PROBLEM TO SOLVE:
Set down the records once more, please, exactly and with the pictures left out.

Stored records:
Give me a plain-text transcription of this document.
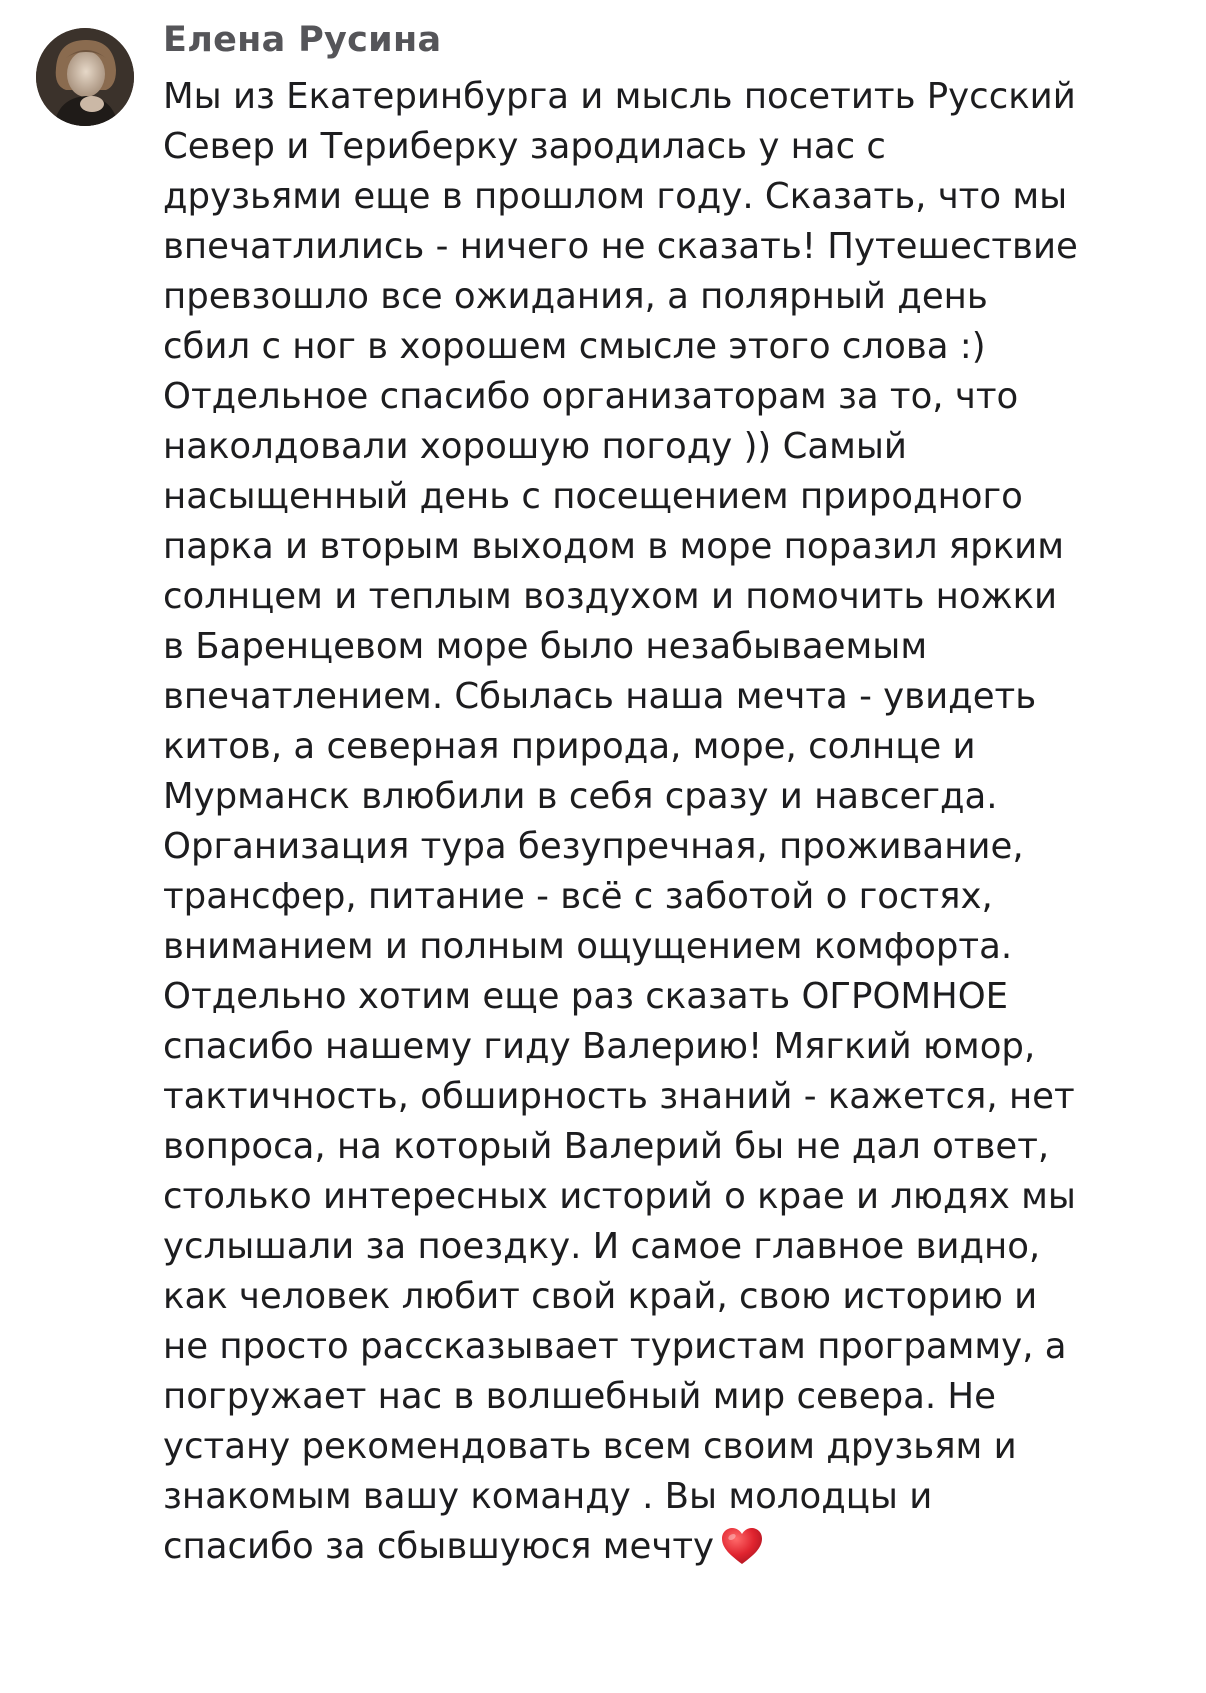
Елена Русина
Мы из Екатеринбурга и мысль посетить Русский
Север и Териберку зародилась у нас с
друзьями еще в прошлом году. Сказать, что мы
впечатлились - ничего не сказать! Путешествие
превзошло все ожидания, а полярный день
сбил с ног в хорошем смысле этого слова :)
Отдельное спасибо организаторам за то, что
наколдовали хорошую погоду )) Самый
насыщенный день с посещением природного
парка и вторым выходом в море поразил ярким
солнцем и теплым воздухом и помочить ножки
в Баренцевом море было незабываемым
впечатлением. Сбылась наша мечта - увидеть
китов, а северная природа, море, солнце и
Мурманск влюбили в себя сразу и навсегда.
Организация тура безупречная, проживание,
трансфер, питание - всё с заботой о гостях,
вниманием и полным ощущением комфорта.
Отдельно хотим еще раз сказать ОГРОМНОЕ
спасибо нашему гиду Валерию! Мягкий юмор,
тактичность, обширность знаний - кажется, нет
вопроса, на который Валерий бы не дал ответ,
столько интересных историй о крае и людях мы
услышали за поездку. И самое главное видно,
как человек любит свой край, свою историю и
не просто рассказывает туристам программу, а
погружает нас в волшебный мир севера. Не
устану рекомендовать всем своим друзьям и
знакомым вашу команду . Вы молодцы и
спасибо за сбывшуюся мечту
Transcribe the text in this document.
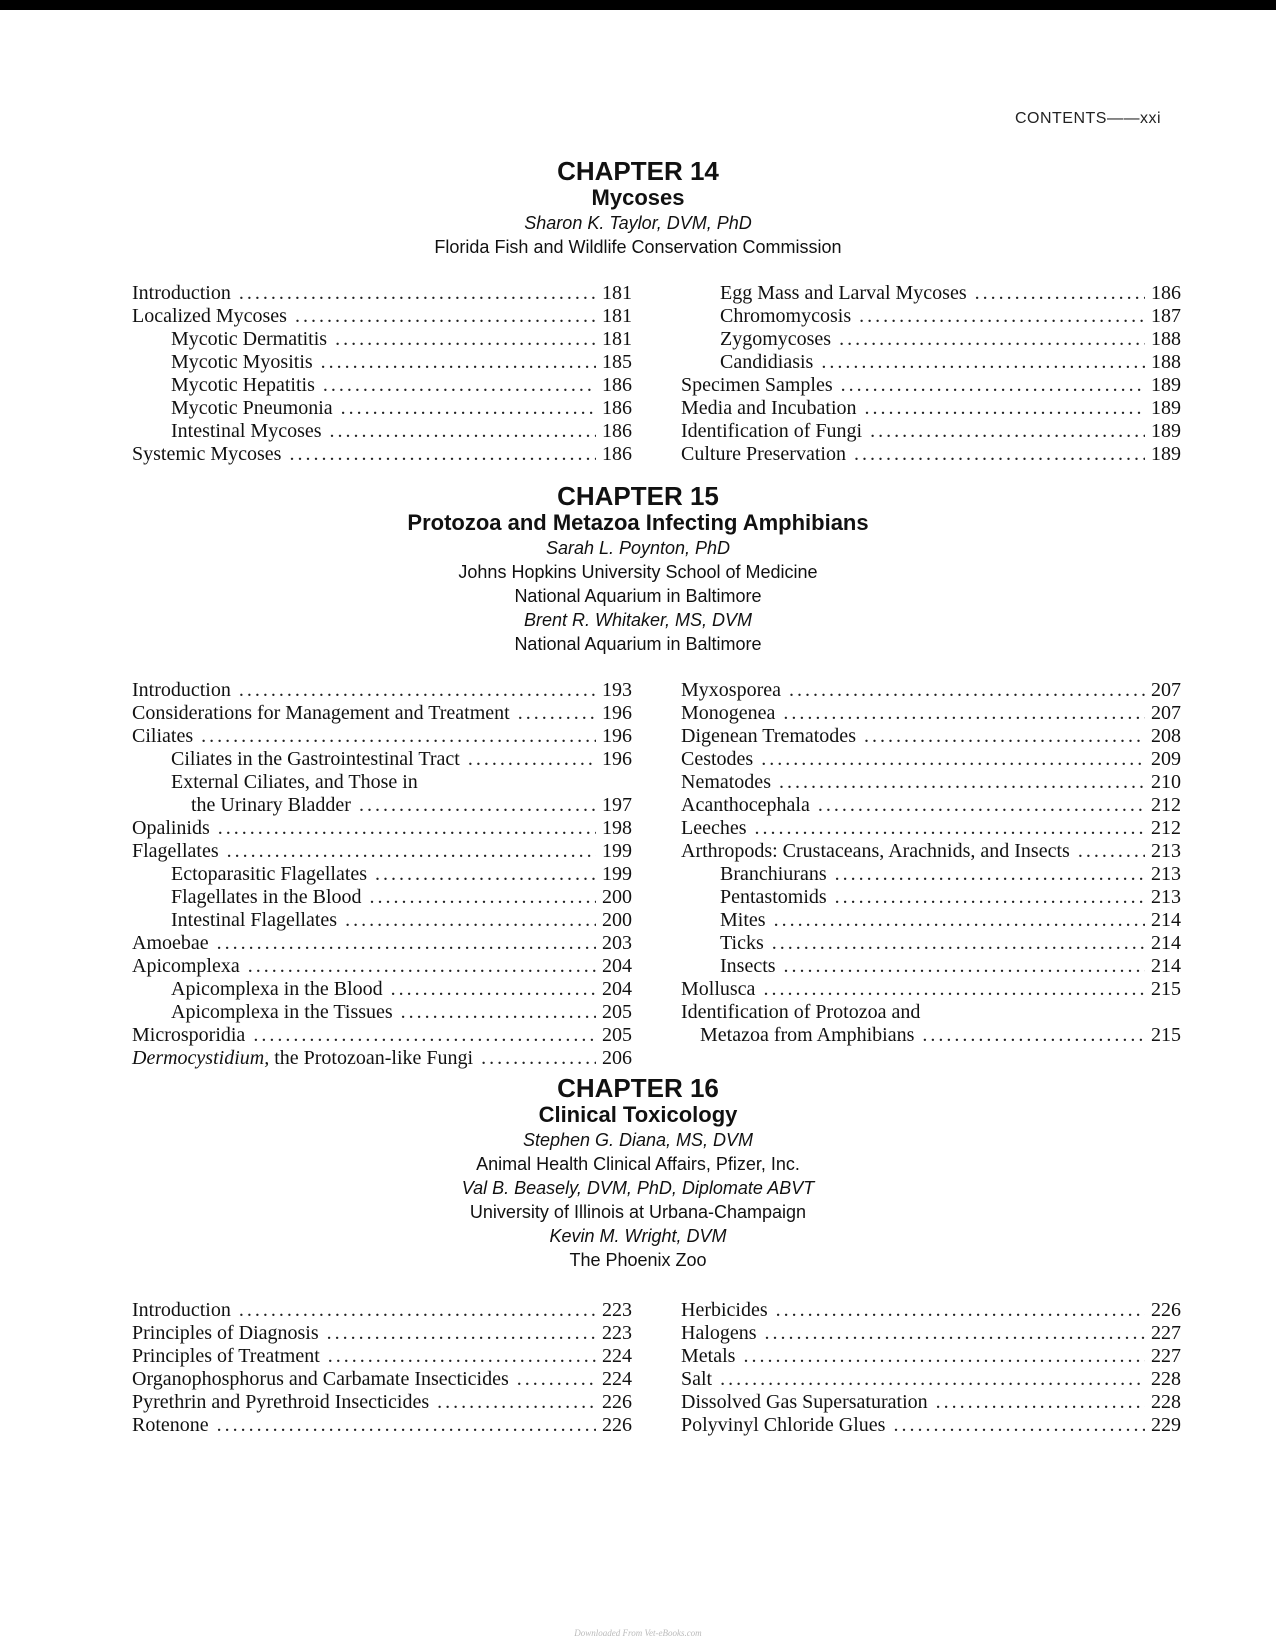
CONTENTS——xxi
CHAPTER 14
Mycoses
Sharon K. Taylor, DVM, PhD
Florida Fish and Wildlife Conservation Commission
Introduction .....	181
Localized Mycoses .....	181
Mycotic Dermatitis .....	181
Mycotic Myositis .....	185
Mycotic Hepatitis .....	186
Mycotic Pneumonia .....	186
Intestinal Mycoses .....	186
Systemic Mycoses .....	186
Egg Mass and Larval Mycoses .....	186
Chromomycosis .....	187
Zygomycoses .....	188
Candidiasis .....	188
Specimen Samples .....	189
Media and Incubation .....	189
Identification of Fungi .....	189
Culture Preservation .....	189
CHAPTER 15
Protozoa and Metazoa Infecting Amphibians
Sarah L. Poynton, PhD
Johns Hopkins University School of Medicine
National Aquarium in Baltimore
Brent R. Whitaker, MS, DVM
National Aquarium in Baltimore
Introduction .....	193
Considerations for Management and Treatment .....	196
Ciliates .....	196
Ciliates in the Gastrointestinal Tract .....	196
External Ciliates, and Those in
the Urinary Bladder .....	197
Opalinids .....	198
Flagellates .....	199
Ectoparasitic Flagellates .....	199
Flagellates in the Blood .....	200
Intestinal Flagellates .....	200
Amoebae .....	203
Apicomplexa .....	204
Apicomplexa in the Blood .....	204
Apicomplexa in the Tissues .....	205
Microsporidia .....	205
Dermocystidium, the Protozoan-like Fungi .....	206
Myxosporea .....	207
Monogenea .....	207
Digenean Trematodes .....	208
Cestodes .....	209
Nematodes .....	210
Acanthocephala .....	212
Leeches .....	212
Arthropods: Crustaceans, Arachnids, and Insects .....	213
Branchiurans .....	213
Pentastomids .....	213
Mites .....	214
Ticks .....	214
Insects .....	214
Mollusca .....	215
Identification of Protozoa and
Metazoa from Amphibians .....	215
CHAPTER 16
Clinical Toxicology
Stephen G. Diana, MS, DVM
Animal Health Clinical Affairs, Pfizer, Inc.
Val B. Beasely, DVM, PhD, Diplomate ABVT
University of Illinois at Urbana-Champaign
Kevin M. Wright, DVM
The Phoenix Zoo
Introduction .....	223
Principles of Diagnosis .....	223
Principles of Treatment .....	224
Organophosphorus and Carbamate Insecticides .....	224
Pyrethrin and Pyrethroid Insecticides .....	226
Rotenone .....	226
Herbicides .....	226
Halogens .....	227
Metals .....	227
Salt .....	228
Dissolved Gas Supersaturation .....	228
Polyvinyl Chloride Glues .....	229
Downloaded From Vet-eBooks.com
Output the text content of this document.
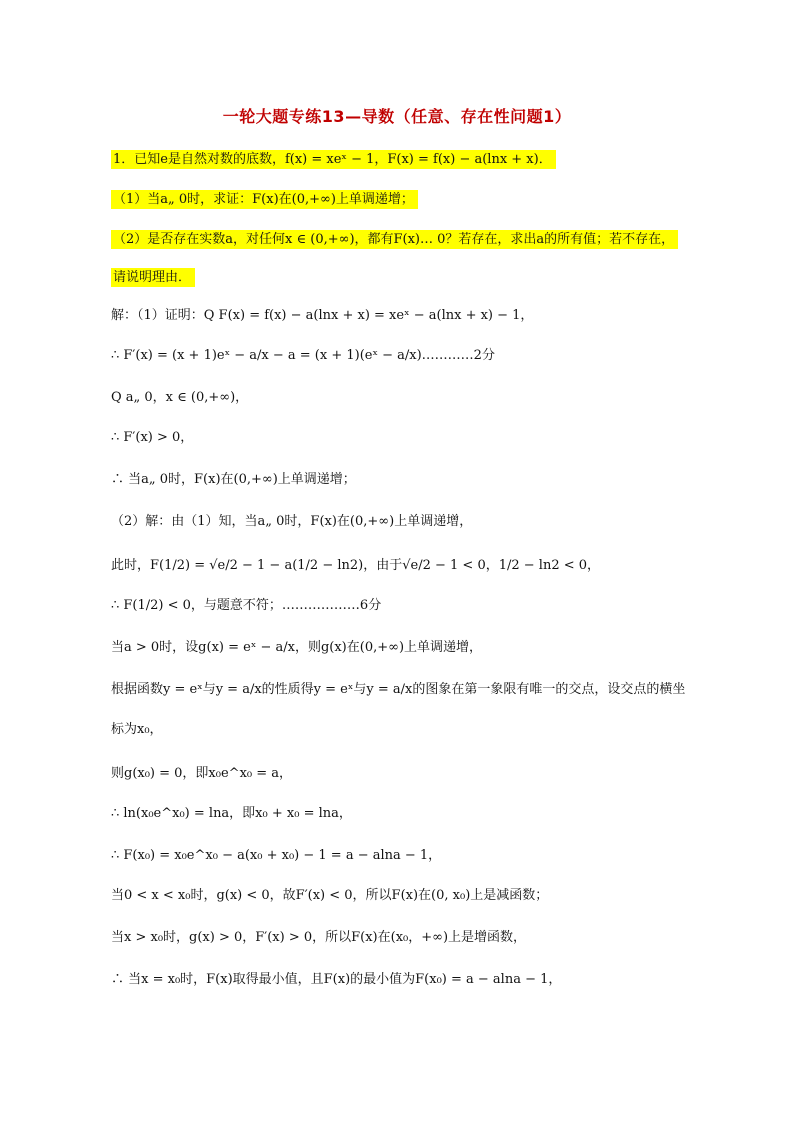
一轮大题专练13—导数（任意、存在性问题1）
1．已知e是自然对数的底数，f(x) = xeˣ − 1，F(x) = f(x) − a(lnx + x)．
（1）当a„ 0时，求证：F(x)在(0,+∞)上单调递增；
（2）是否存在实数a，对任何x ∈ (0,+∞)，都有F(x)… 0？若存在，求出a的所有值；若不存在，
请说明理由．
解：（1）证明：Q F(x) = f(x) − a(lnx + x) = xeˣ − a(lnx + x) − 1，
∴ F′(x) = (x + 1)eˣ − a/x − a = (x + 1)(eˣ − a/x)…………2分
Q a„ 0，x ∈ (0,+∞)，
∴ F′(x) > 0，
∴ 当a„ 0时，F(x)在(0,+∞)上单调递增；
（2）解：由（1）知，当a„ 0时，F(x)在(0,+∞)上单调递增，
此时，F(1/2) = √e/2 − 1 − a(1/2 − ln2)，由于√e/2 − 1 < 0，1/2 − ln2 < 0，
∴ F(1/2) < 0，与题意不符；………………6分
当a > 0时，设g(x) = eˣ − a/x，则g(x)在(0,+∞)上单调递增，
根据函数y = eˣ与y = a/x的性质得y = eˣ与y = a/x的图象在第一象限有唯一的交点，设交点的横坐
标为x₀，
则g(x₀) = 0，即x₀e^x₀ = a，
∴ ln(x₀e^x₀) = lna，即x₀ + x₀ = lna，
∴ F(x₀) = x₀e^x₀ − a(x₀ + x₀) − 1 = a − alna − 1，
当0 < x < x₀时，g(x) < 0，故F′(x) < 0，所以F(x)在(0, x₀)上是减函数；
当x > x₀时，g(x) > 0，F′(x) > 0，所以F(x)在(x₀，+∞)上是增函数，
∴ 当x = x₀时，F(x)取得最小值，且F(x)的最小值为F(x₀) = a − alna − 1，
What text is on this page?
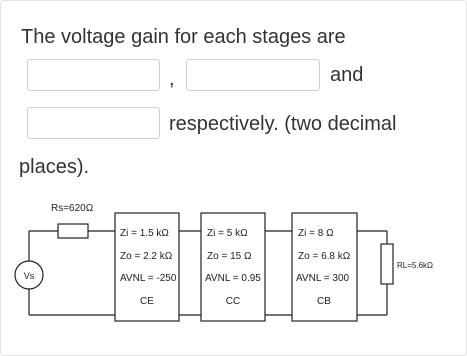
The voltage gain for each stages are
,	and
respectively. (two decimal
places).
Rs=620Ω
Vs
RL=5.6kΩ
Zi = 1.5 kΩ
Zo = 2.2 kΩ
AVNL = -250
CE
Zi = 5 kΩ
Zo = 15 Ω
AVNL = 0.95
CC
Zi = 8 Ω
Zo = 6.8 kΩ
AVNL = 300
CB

THE SOLUTION:
Give me a plain-text transcription of this document.
Елена Русина
Мы из Екатеринбурга и мысль посетить Русский
Север и Териберку зародилась у нас с
друзьями еще в прошлом году. Сказать, что мы
впечатлились - ничего не сказать! Путешествие
превзошло все ожидания, а полярный день
сбил с ног в хорошем смысле этого слова :)
Отдельное спасибо организаторам за то, что
наколдовали хорошую погоду )) Самый
насыщенный день с посещением природного
парка и вторым выходом в море поразил ярким
солнцем и теплым воздухом и помочить ножки
в Баренцевом море было незабываемым
впечатлением. Сбылась наша мечта - увидеть
китов, а северная природа, море, солнце и
Мурманск влюбили в себя сразу и навсегда.
Организация тура безупречная, проживание,
трансфер, питание - всё с заботой о гостях,
вниманием и полным ощущением комфорта.
Отдельно хотим еще раз сказать ОГРОМНОЕ
спасибо нашему гиду Валерию! Мягкий юмор,
тактичность, обширность знаний - кажется, нет
вопроса, на который Валерий бы не дал ответ,
столько интересных историй о крае и людях мы
услышали за поездку. И самое главное видно,
как человек любит свой край, свою историю и
не просто рассказывает туристам программу, а
погружает нас в волшебный мир севера. Не
устану рекомендовать всем своим друзьям и
знакомым вашу команду . Вы молодцы и
спасибо за сбывшуюся мечту
Transcribe the text in this document.
CONTENTS——xxi
CHAPTER 14
Mycoses
Sharon K. Taylor, DVM, PhD
Florida Fish and Wildlife Conservation Commission
Introduction .....	181
Localized Mycoses .....	181
Mycotic Dermatitis .....	181
Mycotic Myositis .....	185
Mycotic Hepatitis .....	186
Mycotic Pneumonia .....	186
Intestinal Mycoses .....	186
Systemic Mycoses .....	186
Egg Mass and Larval Mycoses .....	186
Chromomycosis .....	187
Zygomycoses .....	188
Candidiasis .....	188
Specimen Samples .....	189
Media and Incubation .....	189
Identification of Fungi .....	189
Culture Preservation .....	189
CHAPTER 15
Protozoa and Metazoa Infecting Amphibians
Sarah L. Poynton, PhD
Johns Hopkins University School of Medicine
National Aquarium in Baltimore
Brent R. Whitaker, MS, DVM
National Aquarium in Baltimore
Introduction .....	193
Considerations for Management and Treatment .....	196
Ciliates .....	196
Ciliates in the Gastrointestinal Tract .....	196
External Ciliates, and Those in
the Urinary Bladder .....	197
Opalinids .....	198
Flagellates .....	199
Ectoparasitic Flagellates .....	199
Flagellates in the Blood .....	200
Intestinal Flagellates .....	200
Amoebae .....	203
Apicomplexa .....	204
Apicomplexa in the Blood .....	204
Apicomplexa in the Tissues .....	205
Microsporidia .....	205
Dermocystidium, the Protozoan-like Fungi .....	206
Myxosporea .....	207
Monogenea .....	207
Digenean Trematodes .....	208
Cestodes .....	209
Nematodes .....	210
Acanthocephala .....	212
Leeches .....	212
Arthropods: Crustaceans, Arachnids, and Insects .....	213
Branchiurans .....	213
Pentastomids .....	213
Mites .....	214
Ticks .....	214
Insects .....	214
Mollusca .....	215
Identification of Protozoa and
Metazoa from Amphibians .....	215
CHAPTER 16
Clinical Toxicology
Stephen G. Diana, MS, DVM
Animal Health Clinical Affairs, Pfizer, Inc.
Val B. Beasely, DVM, PhD, Diplomate ABVT
University of Illinois at Urbana-Champaign
Kevin M. Wright, DVM
The Phoenix Zoo
Introduction .....	223
Principles of Diagnosis .....	223
Principles of Treatment .....	224
Organophosphorus and Carbamate Insecticides .....	224
Pyrethrin and Pyrethroid Insecticides .....	226
Rotenone .....	226
Herbicides .....	226
Halogens .....	227
Metals .....	227
Salt .....	228
Dissolved Gas Supersaturation .....	228
Polyvinyl Chloride Glues .....	229
Downloaded From Vet-eBooks.com
Output the text content of this document.
一轮大题专练13—导数（任意、存在性问题1）
1．已知e是自然对数的底数，f(x) = xeˣ − 1，F(x) = f(x) − a(lnx + x)．
（1）当a„ 0时，求证：F(x)在(0,+∞)上单调递增；
（2）是否存在实数a，对任何x ∈ (0,+∞)，都有F(x)… 0？若存在，求出a的所有值；若不存在，
请说明理由．
解：（1）证明：Q F(x) = f(x) − a(lnx + x) = xeˣ − a(lnx + x) − 1，
∴ F′(x) = (x + 1)eˣ − a/x − a = (x + 1)(eˣ − a/x)…………2分
Q a„ 0，x ∈ (0,+∞)，
∴ F′(x) > 0，
∴ 当a„ 0时，F(x)在(0,+∞)上单调递增；
（2）解：由（1）知，当a„ 0时，F(x)在(0,+∞)上单调递增，
此时，F(1/2) = √e/2 − 1 − a(1/2 − ln2)，由于√e/2 − 1 < 0，1/2 − ln2 < 0，
∴ F(1/2) < 0，与题意不符；………………6分
当a > 0时，设g(x) = eˣ − a/x，则g(x)在(0,+∞)上单调递增，
根据函数y = eˣ与y = a/x的性质得y = eˣ与y = a/x的图象在第一象限有唯一的交点，设交点的横坐
标为x₀，
则g(x₀) = 0，即x₀e^x₀ = a，
∴ ln(x₀e^x₀) = lna，即x₀ + x₀ = lna，
∴ F(x₀) = x₀e^x₀ − a(x₀ + x₀) − 1 = a − alna − 1，
当0 < x < x₀时，g(x) < 0，故F′(x) < 0，所以F(x)在(0, x₀)上是减函数；
当x > x₀时，g(x) > 0，F′(x) > 0，所以F(x)在(x₀，+∞)上是增函数，
∴ 当x = x₀时，F(x)取得最小值，且F(x)的最小值为F(x₀) = a − alna − 1，
What text is on this page?
The voltage gain for each stages are
,	and
respectively. (two decimal
places).
Rs=620Ω
Vs
RL=5.6kΩ
Zi = 1.5 kΩ
Zo = 2.2 kΩ
AVNL = -250
CE
Zi = 5 kΩ
Zo = 15 Ω
AVNL = 0.95
CC
Zi = 8 Ω
Zo = 6.8 kΩ
AVNL = 300
CB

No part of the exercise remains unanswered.